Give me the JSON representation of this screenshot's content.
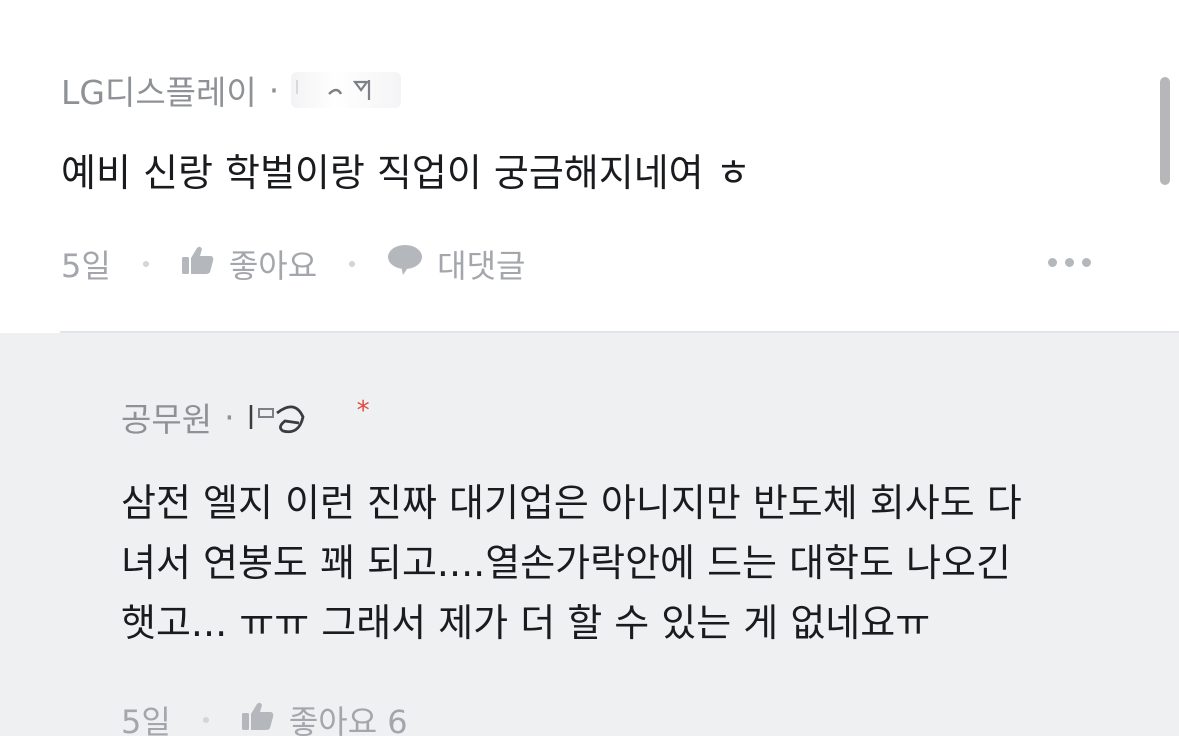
{
  "comment": {
    "author": "LG디스플레이",
    "separator": "·",
    "body": "예비 신랑 학벌이랑 직업이 궁금해지네여 ㅎ",
    "time": "5일",
    "like_label": "좋아요",
    "reply_label": "대댓글"
  },
  "reply": {
    "author": "공무원",
    "separator": "·",
    "badge": "*",
    "body_lines": [
      "삼전 엘지 이런 진짜 대기업은 아니지만 반도체 회사도 다",
      "녀서 연봉도 꽤 되고....열손가락안에 드는 대학도 나오긴",
      "햇고... ㅠㅠ 그래서 제가 더 할 수 있는 게 없네요ㅠ"
    ],
    "time": "5일",
    "like_label": "좋아요 6"
  },
  "colors": {
    "meta_text": "#8e9196",
    "body_text": "#1a1b1e",
    "reply_bg": "#eff0f2",
    "badge": "#e0473d"
  },
  "icons": {
    "like": "thumbs-up-icon",
    "reply": "speech-bubble-icon",
    "more": "more-horizontal-icon"
  }
}
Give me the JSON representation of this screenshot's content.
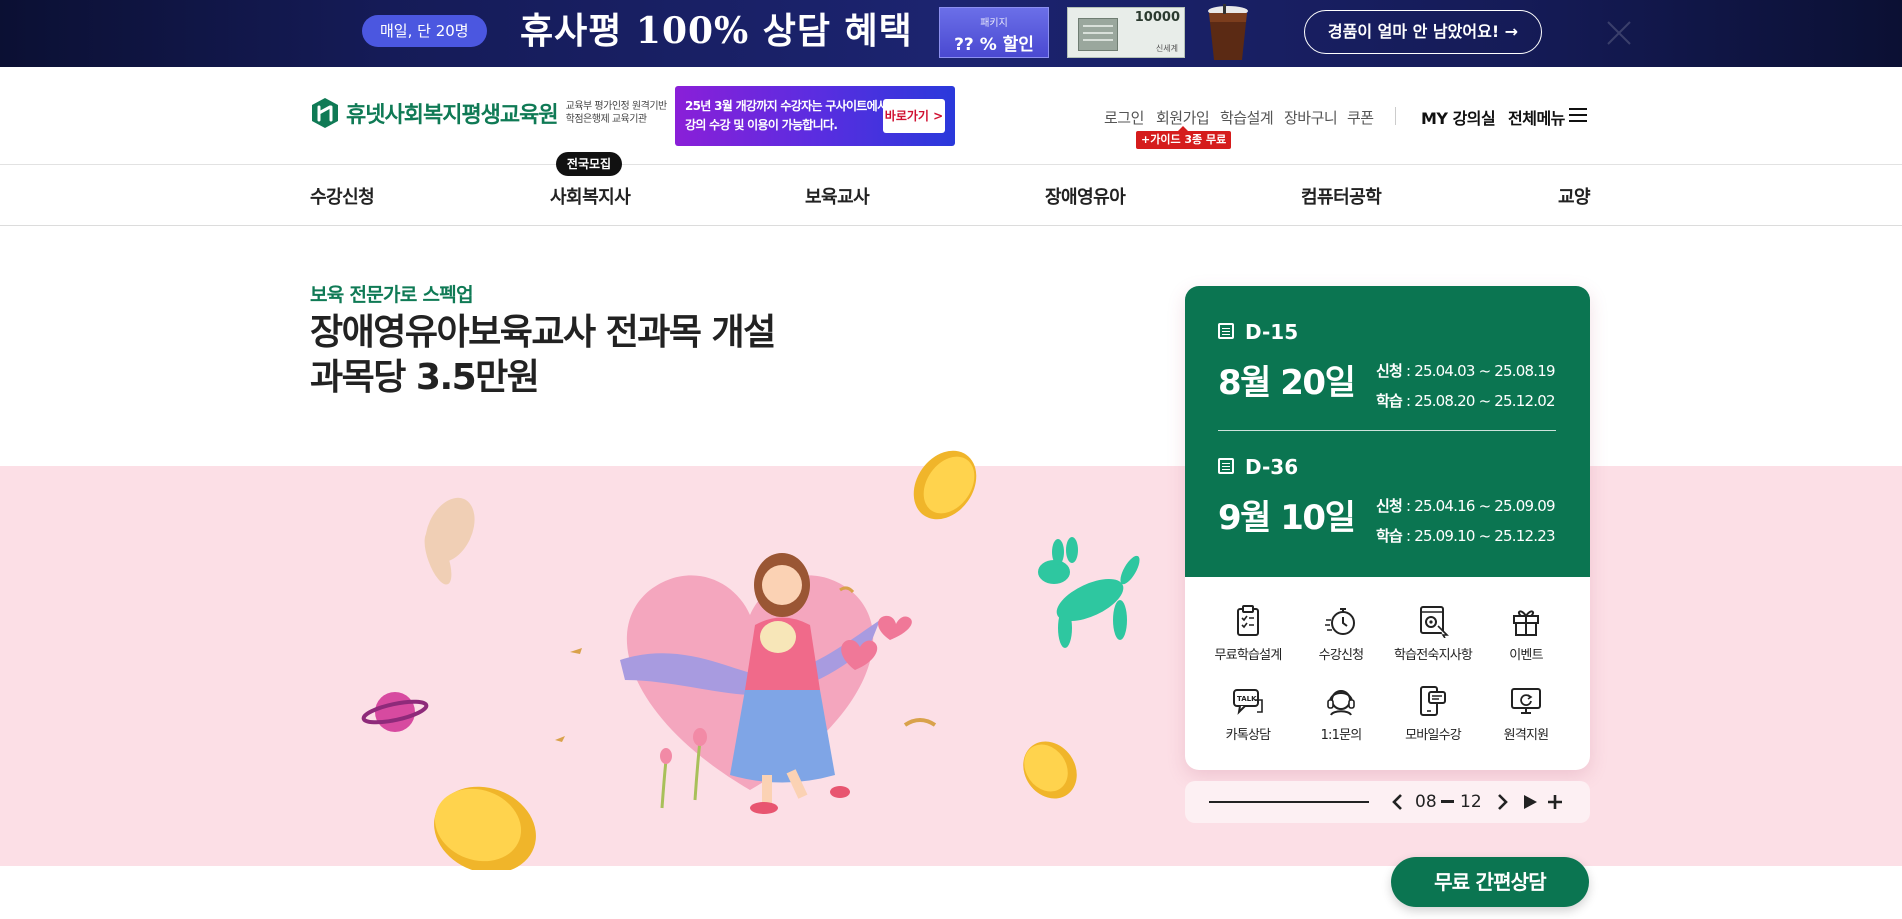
{
  "promo": {
    "pill": "매일, 단 20명",
    "headline": "휴사평 100% 상담 혜택",
    "tag_small": "패키지",
    "tag_big": "?? % 할인",
    "voucher_amount": "10000",
    "voucher_brand": "신세계",
    "cta": "경품이 얼마 안 남았어요! →"
  },
  "header": {
    "logo_text": "휴넷사회복지평생교육원",
    "logo_sub_line1": "교육부 평가인정 원격기반",
    "logo_sub_line2": "학점은행제 교육기관",
    "banner_line1": "25년 3월 개강까지 수강자는 구사이트에서",
    "banner_line2": "강의 수강 및 이용이 가능합니다.",
    "banner_go": "바로가기 >",
    "util_links": [
      "로그인",
      "회원가입",
      "학습설계",
      "장바구니",
      "쿠폰"
    ],
    "util_badge": "+가이드 3종 무료",
    "my_room": "MY 강의실",
    "all_menu": "전체메뉴"
  },
  "gnb": {
    "items": [
      "수강신청",
      "사회복지사",
      "보육교사",
      "장애영유아",
      "컴퓨터공학",
      "교양"
    ],
    "badge": "전국모집"
  },
  "hero": {
    "eyebrow": "보육 전문가로 스펙업",
    "title_line1": "장애영유아보육교사 전과목 개설",
    "title_line2": "과목당 3.5만원"
  },
  "schedule": [
    {
      "dday": "D-15",
      "date": "8월 20일",
      "apply_label": "신청",
      "apply": " : 25.04.03 ~ 25.08.19",
      "study_label": "학습",
      "study": " : 25.08.20 ~ 25.12.02"
    },
    {
      "dday": "D-36",
      "date": "9월 10일",
      "apply_label": "신청",
      "apply": " : 25.04.16 ~ 25.09.09",
      "study_label": "학습",
      "study": " : 25.09.10 ~ 25.12.23"
    }
  ],
  "quick": {
    "items": [
      {
        "label": "무료학습설계",
        "icon": "clipboard-icon"
      },
      {
        "label": "수강신청",
        "icon": "stopwatch-icon"
      },
      {
        "label": "학습전숙지사항",
        "icon": "document-gear-icon"
      },
      {
        "label": "이벤트",
        "icon": "gift-icon"
      },
      {
        "label": "카톡상담",
        "icon": "talk-bubble-icon"
      },
      {
        "label": "1:1문의",
        "icon": "headset-icon"
      },
      {
        "label": "모바일수강",
        "icon": "mobile-chat-icon"
      },
      {
        "label": "원격지원",
        "icon": "monitor-refresh-icon"
      }
    ]
  },
  "slider": {
    "current": "08",
    "total": "12"
  },
  "consult": {
    "label": "무료 간편상담"
  },
  "colors": {
    "brand_green": "#0b7551",
    "hero_pink": "#fcdfe6",
    "promo_navy": "#151b57",
    "badge_red": "#d51c1c"
  }
}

++++++++++

Output all of the records exactly as they appear above, but not the pictures.

Give me the JSON representation of this screenshot's content.
{
  "comment": {
    "author": "LG디스플레이",
    "separator": "·",
    "body": "예비 신랑 학벌이랑 직업이 궁금해지네여 ㅎ",
    "time": "5일",
    "like_label": "좋아요",
    "reply_label": "대댓글"
  },
  "reply": {
    "author": "공무원",
    "separator": "·",
    "badge": "*",
    "body_lines": [
      "삼전 엘지 이런 진짜 대기업은 아니지만 반도체 회사도 다",
      "녀서 연봉도 꽤 되고....열손가락안에 드는 대학도 나오긴",
      "햇고... ㅠㅠ 그래서 제가 더 할 수 있는 게 없네요ㅠ"
    ],
    "time": "5일",
    "like_label": "좋아요 6"
  },
  "colors": {
    "meta_text": "#8e9196",
    "body_text": "#1a1b1e",
    "reply_bg": "#eff0f2",
    "badge": "#e0473d"
  },
  "icons": {
    "like": "thumbs-up-icon",
    "reply": "speech-bubble-icon",
    "more": "more-horizontal-icon"
  }
}
Give me the JSON representation of this screenshot's content.
{
  "promo": {
    "pill": "매일, 단 20명",
    "headline": "휴사평 100% 상담 혜택",
    "tag_small": "패키지",
    "tag_big": "?? % 할인",
    "voucher_amount": "10000",
    "voucher_brand": "신세계",
    "cta": "경품이 얼마 안 남았어요! →"
  },
  "header": {
    "logo_text": "휴넷사회복지평생교육원",
    "logo_sub_line1": "교육부 평가인정 원격기반",
    "logo_sub_line2": "학점은행제 교육기관",
    "banner_line1": "25년 3월 개강까지 수강자는 구사이트에서",
    "banner_line2": "강의 수강 및 이용이 가능합니다.",
    "banner_go": "바로가기 >",
    "util_links": [
      "로그인",
      "회원가입",
      "학습설계",
      "장바구니",
      "쿠폰"
    ],
    "util_badge": "+가이드 3종 무료",
    "my_room": "MY 강의실",
    "all_menu": "전체메뉴"
  },
  "gnb": {
    "items": [
      "수강신청",
      "사회복지사",
      "보육교사",
      "장애영유아",
      "컴퓨터공학",
      "교양"
    ],
    "badge": "전국모집"
  },
  "hero": {
    "eyebrow": "보육 전문가로 스펙업",
    "title_line1": "장애영유아보육교사 전과목 개설",
    "title_line2": "과목당 3.5만원"
  },
  "schedule": [
    {
      "dday": "D-15",
      "date": "8월 20일",
      "apply_label": "신청",
      "apply": " : 25.04.03 ~ 25.08.19",
      "study_label": "학습",
      "study": " : 25.08.20 ~ 25.12.02"
    },
    {
      "dday": "D-36",
      "date": "9월 10일",
      "apply_label": "신청",
      "apply": " : 25.04.16 ~ 25.09.09",
      "study_label": "학습",
      "study": " : 25.09.10 ~ 25.12.23"
    }
  ],
  "quick": {
    "items": [
      {
        "label": "무료학습설계",
        "icon": "clipboard-icon"
      },
      {
        "label": "수강신청",
        "icon": "stopwatch-icon"
      },
      {
        "label": "학습전숙지사항",
        "icon": "document-gear-icon"
      },
      {
        "label": "이벤트",
        "icon": "gift-icon"
      },
      {
        "label": "카톡상담",
        "icon": "talk-bubble-icon"
      },
      {
        "label": "1:1문의",
        "icon": "headset-icon"
      },
      {
        "label": "모바일수강",
        "icon": "mobile-chat-icon"
      },
      {
        "label": "원격지원",
        "icon": "monitor-refresh-icon"
      }
    ]
  },
  "slider": {
    "current": "08",
    "total": "12"
  },
  "consult": {
    "label": "무료 간편상담"
  },
  "colors": {
    "brand_green": "#0b7551",
    "hero_pink": "#fcdfe6",
    "promo_navy": "#151b57",
    "badge_red": "#d51c1c"
  }
}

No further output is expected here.